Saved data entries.
────────────────────────────────────────

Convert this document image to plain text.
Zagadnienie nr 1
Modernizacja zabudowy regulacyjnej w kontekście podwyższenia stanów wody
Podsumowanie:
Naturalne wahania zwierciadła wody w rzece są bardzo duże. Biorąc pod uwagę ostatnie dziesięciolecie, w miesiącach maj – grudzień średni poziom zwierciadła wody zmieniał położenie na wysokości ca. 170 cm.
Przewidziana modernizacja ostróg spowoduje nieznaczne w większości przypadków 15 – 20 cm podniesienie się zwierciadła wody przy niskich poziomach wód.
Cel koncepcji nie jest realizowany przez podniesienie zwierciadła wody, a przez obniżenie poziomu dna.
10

────────────────────────────────────────

Problem description.
Find the lines above holding the word "zwierciadła" and show them.

Answer to the exercise.
Naturalne wahania zwierciadła wody w rzece są bardzo duże. Biorąc pod uwagę ostatnie dziesięciolecie, w miesiącach maj – grudzień średni poziom zwierciadła wody zmieniał położenie na wysokości ca. 170 cm.
Przewidziana modernizacja ostróg spowoduje nieznaczne w większości przypadków 15 – 20 cm podniesienie się zwierciadła wody przy niskich poziomach wód.
Cel koncepcji nie jest realizowany przez podniesienie zwierciadła wody, a przez obniżenie poziomu dna.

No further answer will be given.